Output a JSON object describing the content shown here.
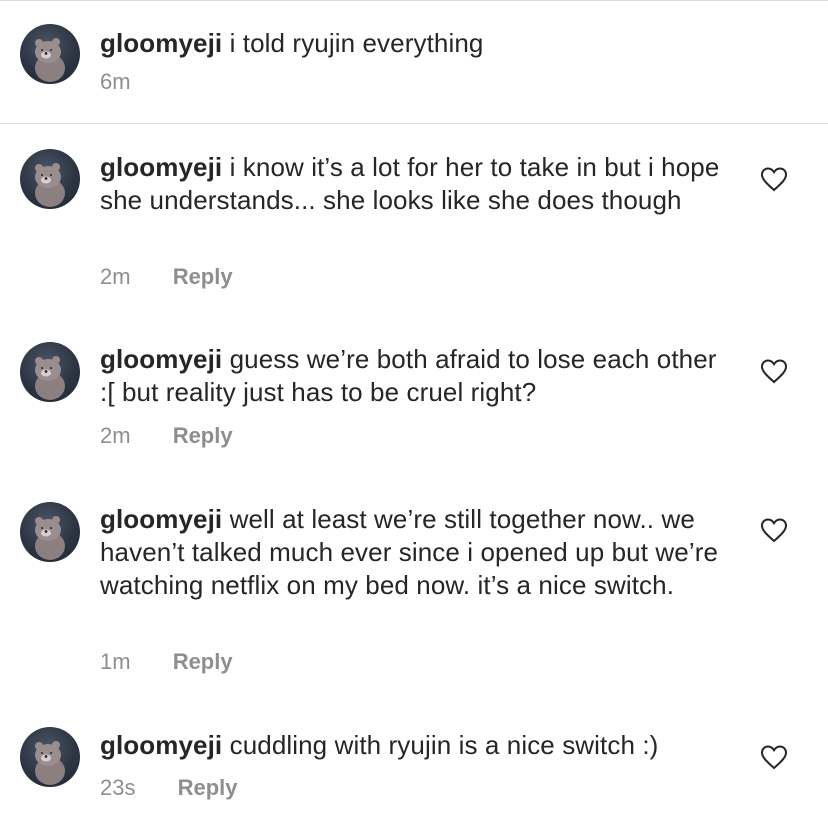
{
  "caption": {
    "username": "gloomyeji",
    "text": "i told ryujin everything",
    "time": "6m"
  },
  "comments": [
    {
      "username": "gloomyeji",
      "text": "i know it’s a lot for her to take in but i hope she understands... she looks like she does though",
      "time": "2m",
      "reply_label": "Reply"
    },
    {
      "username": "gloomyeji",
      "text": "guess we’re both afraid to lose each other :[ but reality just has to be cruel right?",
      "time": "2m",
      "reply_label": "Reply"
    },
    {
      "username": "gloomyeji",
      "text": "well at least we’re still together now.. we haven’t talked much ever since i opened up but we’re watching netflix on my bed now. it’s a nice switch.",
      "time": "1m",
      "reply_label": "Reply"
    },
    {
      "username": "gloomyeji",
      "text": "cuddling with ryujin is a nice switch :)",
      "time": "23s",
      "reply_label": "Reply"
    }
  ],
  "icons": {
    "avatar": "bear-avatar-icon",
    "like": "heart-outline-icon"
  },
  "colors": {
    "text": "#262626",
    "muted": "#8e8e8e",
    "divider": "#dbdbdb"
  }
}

TASK PROMPT: Write the entries above out in full, exactly, with no images.

OUTPUT OF THE EXERCISE:
Output a JSON object describing the content shown here.
{
  "caption": {
    "username": "gloomyeji",
    "text": "i told ryujin everything",
    "time": "6m"
  },
  "comments": [
    {
      "username": "gloomyeji",
      "text": "i know it’s a lot for her to take in but i hope she understands... she looks like she does though",
      "time": "2m",
      "reply_label": "Reply"
    },
    {
      "username": "gloomyeji",
      "text": "guess we’re both afraid to lose each other :[ but reality just has to be cruel right?",
      "time": "2m",
      "reply_label": "Reply"
    },
    {
      "username": "gloomyeji",
      "text": "well at least we’re still together now.. we haven’t talked much ever since i opened up but we’re watching netflix on my bed now. it’s a nice switch.",
      "time": "1m",
      "reply_label": "Reply"
    },
    {
      "username": "gloomyeji",
      "text": "cuddling with ryujin is a nice switch :)",
      "time": "23s",
      "reply_label": "Reply"
    }
  ],
  "icons": {
    "avatar": "bear-avatar-icon",
    "like": "heart-outline-icon"
  },
  "colors": {
    "text": "#262626",
    "muted": "#8e8e8e",
    "divider": "#dbdbdb"
  }
}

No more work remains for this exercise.